-- begin --

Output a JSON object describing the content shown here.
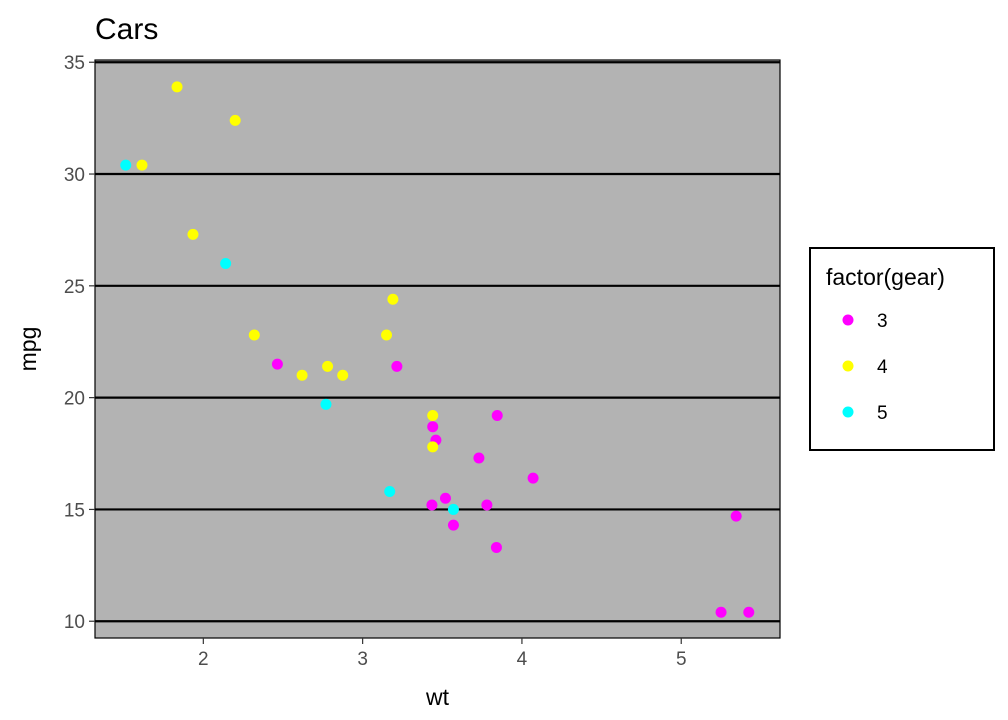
{
  "chart_data": {
    "type": "scatter",
    "title": "Cars",
    "xlabel": "wt",
    "ylabel": "mpg",
    "xlim": [
      1.32,
      5.62
    ],
    "ylim": [
      9.25,
      35.1
    ],
    "xticks": [
      2,
      3,
      4,
      5
    ],
    "yticks": [
      10,
      15,
      20,
      25,
      30,
      35
    ],
    "background_color": "#b3b3b3",
    "gridlines": "horizontal major (black)",
    "legend": {
      "title": "factor(gear)",
      "position": "right"
    },
    "series": [
      {
        "name": "3",
        "color": "#ff00ff",
        "points": [
          [
            2.465,
            21.5
          ],
          [
            3.215,
            21.4
          ],
          [
            3.44,
            18.7
          ],
          [
            3.46,
            18.1
          ],
          [
            3.57,
            14.3
          ],
          [
            3.73,
            17.3
          ],
          [
            3.78,
            15.2
          ],
          [
            4.07,
            16.4
          ],
          [
            5.25,
            10.4
          ],
          [
            5.424,
            10.4
          ],
          [
            5.345,
            14.7
          ],
          [
            3.52,
            15.5
          ],
          [
            3.435,
            15.2
          ],
          [
            3.84,
            13.3
          ],
          [
            3.845,
            19.2
          ]
        ]
      },
      {
        "name": "4",
        "color": "#ffff00",
        "points": [
          [
            2.62,
            21.0
          ],
          [
            2.875,
            21.0
          ],
          [
            2.32,
            22.8
          ],
          [
            3.19,
            24.4
          ],
          [
            3.15,
            22.8
          ],
          [
            3.44,
            19.2
          ],
          [
            3.44,
            17.8
          ],
          [
            2.2,
            32.4
          ],
          [
            1.615,
            30.4
          ],
          [
            1.835,
            33.9
          ],
          [
            1.935,
            27.3
          ],
          [
            2.78,
            21.4
          ]
        ]
      },
      {
        "name": "5",
        "color": "#00ffff",
        "points": [
          [
            2.14,
            26.0
          ],
          [
            1.513,
            30.4
          ],
          [
            3.17,
            15.8
          ],
          [
            2.77,
            19.7
          ],
          [
            3.57,
            15.0
          ]
        ]
      }
    ]
  }
}
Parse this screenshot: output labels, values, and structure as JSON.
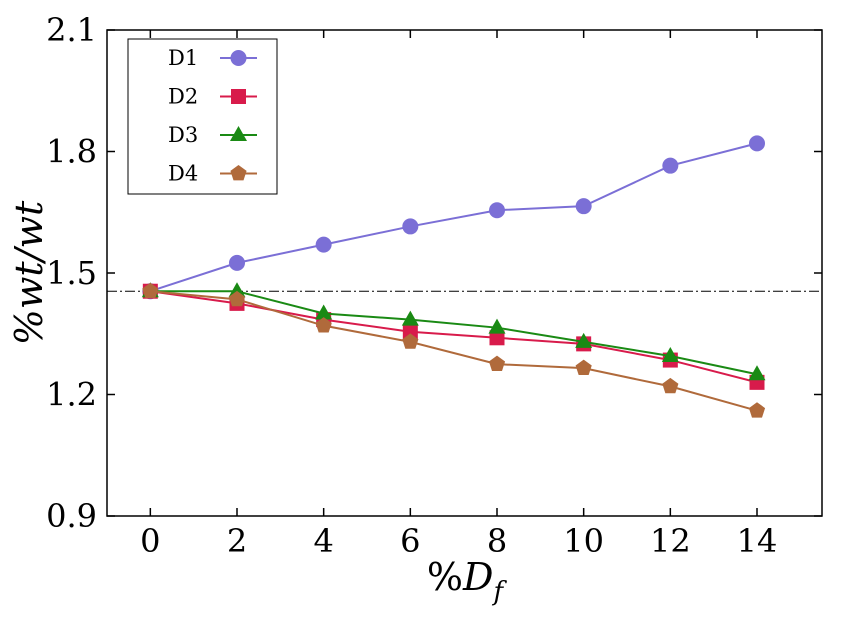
{
  "chart_data": {
    "type": "line",
    "xlabel_prefix": "%",
    "xlabel_main": "D",
    "xlabel_sub": "f",
    "ylabel": "%wt/wt",
    "x": [
      0,
      2,
      4,
      6,
      8,
      10,
      12,
      14
    ],
    "xlim": [
      -1,
      15.5
    ],
    "ylim": [
      0.9,
      2.1
    ],
    "xticks": [
      0,
      2,
      4,
      6,
      8,
      10,
      12,
      14
    ],
    "yticks": [
      0.9,
      1.2,
      1.5,
      1.8,
      2.1
    ],
    "ytick_labels": [
      "0.9",
      "1.2",
      "1.5",
      "1.8",
      "2.1"
    ],
    "reference_line": 1.455,
    "grid": false,
    "legend_position": "top-left",
    "series": [
      {
        "name": "D1",
        "color": "#7b6fd6",
        "marker": "circle",
        "values": [
          1.455,
          1.525,
          1.57,
          1.615,
          1.655,
          1.665,
          1.765,
          1.82
        ]
      },
      {
        "name": "D2",
        "color": "#d81b4b",
        "marker": "square",
        "values": [
          1.455,
          1.425,
          1.385,
          1.355,
          1.34,
          1.325,
          1.285,
          1.23
        ]
      },
      {
        "name": "D3",
        "color": "#1a8a14",
        "marker": "triangle",
        "values": [
          1.455,
          1.455,
          1.4,
          1.385,
          1.365,
          1.33,
          1.295,
          1.25
        ]
      },
      {
        "name": "D4",
        "color": "#b06a3b",
        "marker": "pentagon",
        "values": [
          1.455,
          1.435,
          1.37,
          1.33,
          1.275,
          1.265,
          1.22,
          1.16
        ]
      }
    ]
  }
}
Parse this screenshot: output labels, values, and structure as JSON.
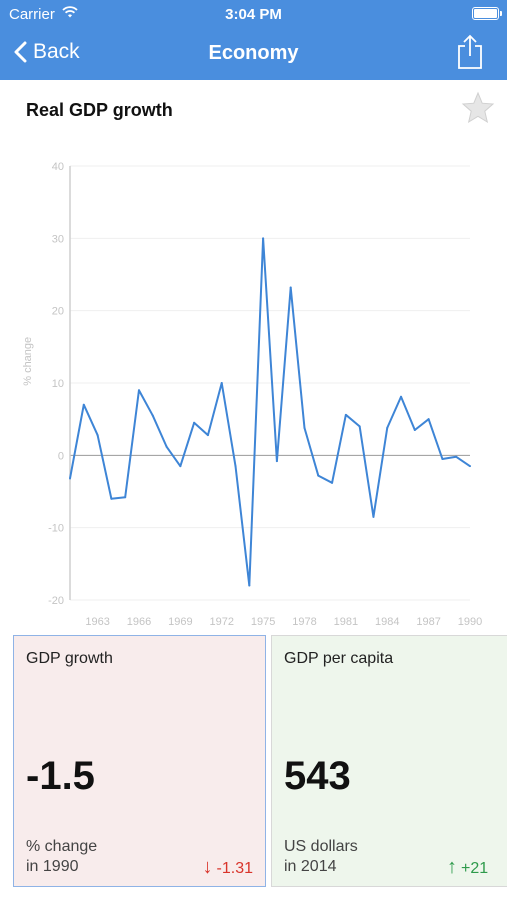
{
  "status": {
    "carrier": "Carrier",
    "time": "3:04 PM",
    "wifi_icon": "wifi-icon",
    "battery_icon": "battery-icon"
  },
  "nav": {
    "back_label": "Back",
    "title": "Economy",
    "share_icon": "share-icon"
  },
  "indicator": {
    "title": "Real GDP growth",
    "favorite_icon": "star-icon"
  },
  "colors": {
    "nav_bar": "#4a8ede",
    "line": "#3e85d6",
    "down": "#d9342b",
    "up": "#2e9a4b",
    "card_left_bg": "#f8ecec",
    "card_right_bg": "#eef6ec"
  },
  "chart_data": {
    "type": "line",
    "title": "",
    "xlabel": "",
    "ylabel": "% change",
    "ylim": [
      -20,
      40
    ],
    "xlim": [
      1961,
      1990
    ],
    "yticks": [
      "40",
      "30",
      "20",
      "10",
      "0",
      "-10",
      "-20"
    ],
    "xticks": [
      "1963",
      "1966",
      "1969",
      "1972",
      "1975",
      "1978",
      "1981",
      "1984",
      "1987",
      "1990"
    ],
    "grid": true,
    "legend": "none",
    "series": [
      {
        "x": [
          1961,
          1962,
          1963,
          1964,
          1965,
          1966,
          1967,
          1968,
          1969,
          1970,
          1971,
          1972,
          1973,
          1974,
          1975,
          1976,
          1977,
          1978,
          1979,
          1980,
          1981,
          1982,
          1983,
          1984,
          1985,
          1986,
          1987,
          1988,
          1989,
          1990
        ],
        "values": [
          -3.2,
          7.0,
          2.8,
          -6.0,
          -5.8,
          9.0,
          5.5,
          1.2,
          -1.5,
          4.5,
          2.8,
          10.0,
          -1.5,
          -18.0,
          30.0,
          -0.8,
          23.2,
          3.8,
          -2.8,
          -3.8,
          5.6,
          4.0,
          -8.5,
          3.8,
          8.1,
          3.5,
          5.0,
          -0.5,
          -0.2,
          -1.5
        ]
      }
    ]
  },
  "cards": [
    {
      "label": "GDP growth",
      "value": "-1.5",
      "unit": "% change",
      "period": "in 1990",
      "change": "-1.31",
      "direction_icon": "arrow-down-icon"
    },
    {
      "label": "GDP per capita",
      "value": "543",
      "unit": "US dollars",
      "period": "in 2014",
      "change": "+21",
      "direction_icon": "arrow-up-icon"
    }
  ]
}
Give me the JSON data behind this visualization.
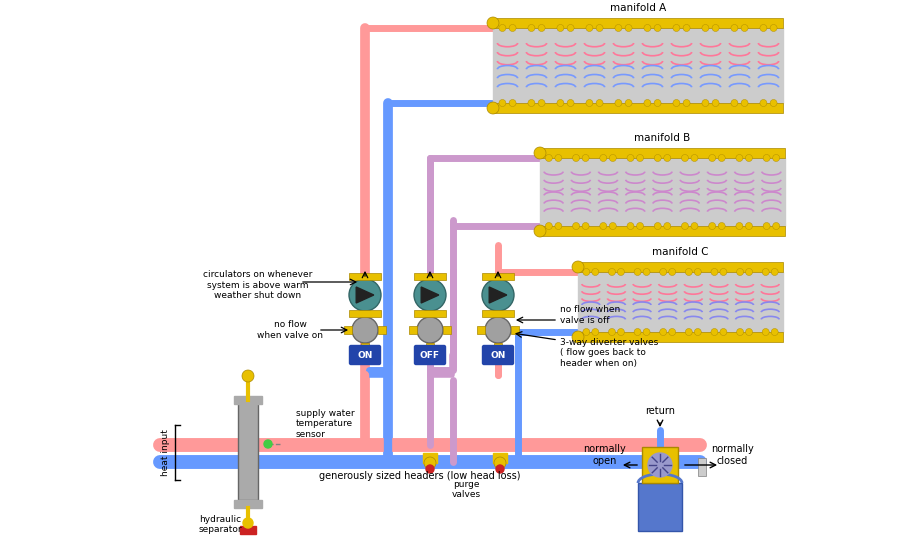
{
  "bg_color": "#ffffff",
  "pink": "#FF9999",
  "blue": "#6699FF",
  "lavender": "#CC99CC",
  "yellow": "#D4A800",
  "yellow_fill": "#E8C000",
  "gray": "#A0A0A0",
  "gray_light": "#CCCCCC",
  "teal": "#4A9090",
  "dark_blue_btn": "#2244AA",
  "manifold_labels": [
    "manifold A",
    "manifold B",
    "manifold C"
  ],
  "annotations": [
    "circulators on whenever\nsystem is above warm\nweather shut down",
    "no flow\nwhen valve on",
    "no flow when\nvalve is off",
    "3-way diverter valves\n( flow goes back to\nheader when on)",
    "supply water\ntemperature\nsensor",
    "generously sized headers (low head loss)",
    "hydraulic\nseparator",
    "heat input",
    "purge\nvalves",
    "return",
    "normally\nopen",
    "normally\nclosed"
  ]
}
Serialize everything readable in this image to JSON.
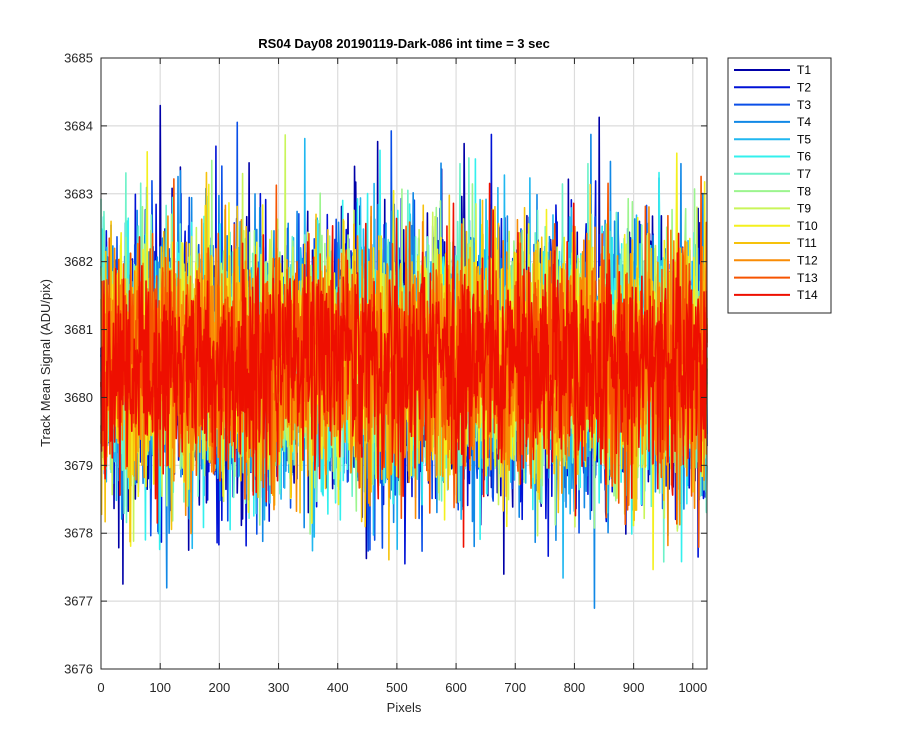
{
  "chart_data": {
    "type": "line",
    "title": "RS04 Day08 20190119-Dark-086 int time = 3 sec",
    "xlabel": "Pixels",
    "ylabel": "Track Mean Signal (ADU/pix)",
    "xlim": [
      0,
      1024
    ],
    "ylim": [
      3676,
      3685
    ],
    "xticks": [
      0,
      100,
      200,
      300,
      400,
      500,
      600,
      700,
      800,
      900,
      1000
    ],
    "yticks": [
      3676,
      3677,
      3678,
      3679,
      3680,
      3681,
      3682,
      3683,
      3684,
      3685
    ],
    "grid": true,
    "legend_position": "outside-top-right",
    "series_summary": {
      "num_points_per_series": 1024,
      "mean": 3680.5,
      "typical_range": [
        3678,
        3683
      ],
      "extreme_min": 3676.75,
      "extreme_max": 3684.3
    },
    "series": [
      {
        "name": "T1",
        "color": "#0000a8"
      },
      {
        "name": "T2",
        "color": "#0012d6"
      },
      {
        "name": "T3",
        "color": "#0a4fe8"
      },
      {
        "name": "T4",
        "color": "#1188e6"
      },
      {
        "name": "T5",
        "color": "#20b7f0"
      },
      {
        "name": "T6",
        "color": "#33f0ee"
      },
      {
        "name": "T7",
        "color": "#6df2c8"
      },
      {
        "name": "T8",
        "color": "#9cf58e"
      },
      {
        "name": "T9",
        "color": "#c9f55a"
      },
      {
        "name": "T10",
        "color": "#f4f01e"
      },
      {
        "name": "T11",
        "color": "#f6c20c"
      },
      {
        "name": "T12",
        "color": "#f98c05"
      },
      {
        "name": "T13",
        "color": "#f65400"
      },
      {
        "name": "T14",
        "color": "#ee0f00"
      }
    ]
  }
}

-- end --

§ **Task instructions**
Repeat exactly the lines from the one holding "Serialize everything readable" through the last line of the entries, both included; the pictures do not belong in the copy.

§ **Exercise solution**
Serialize everything readable in this image to JSON.
{
  "chart_data": {
    "type": "line",
    "title": "RS04 Day08 20190119-Dark-086 int time = 3 sec",
    "xlabel": "Pixels",
    "ylabel": "Track Mean Signal (ADU/pix)",
    "xlim": [
      0,
      1024
    ],
    "ylim": [
      3676,
      3685
    ],
    "xticks": [
      0,
      100,
      200,
      300,
      400,
      500,
      600,
      700,
      800,
      900,
      1000
    ],
    "yticks": [
      3676,
      3677,
      3678,
      3679,
      3680,
      3681,
      3682,
      3683,
      3684,
      3685
    ],
    "grid": true,
    "legend_position": "outside-top-right",
    "series_summary": {
      "num_points_per_series": 1024,
      "mean": 3680.5,
      "typical_range": [
        3678,
        3683
      ],
      "extreme_min": 3676.75,
      "extreme_max": 3684.3
    },
    "series": [
      {
        "name": "T1",
        "color": "#0000a8"
      },
      {
        "name": "T2",
        "color": "#0012d6"
      },
      {
        "name": "T3",
        "color": "#0a4fe8"
      },
      {
        "name": "T4",
        "color": "#1188e6"
      },
      {
        "name": "T5",
        "color": "#20b7f0"
      },
      {
        "name": "T6",
        "color": "#33f0ee"
      },
      {
        "name": "T7",
        "color": "#6df2c8"
      },
      {
        "name": "T8",
        "color": "#9cf58e"
      },
      {
        "name": "T9",
        "color": "#c9f55a"
      },
      {
        "name": "T10",
        "color": "#f4f01e"
      },
      {
        "name": "T11",
        "color": "#f6c20c"
      },
      {
        "name": "T12",
        "color": "#f98c05"
      },
      {
        "name": "T13",
        "color": "#f65400"
      },
      {
        "name": "T14",
        "color": "#ee0f00"
      }
    ]
  }
}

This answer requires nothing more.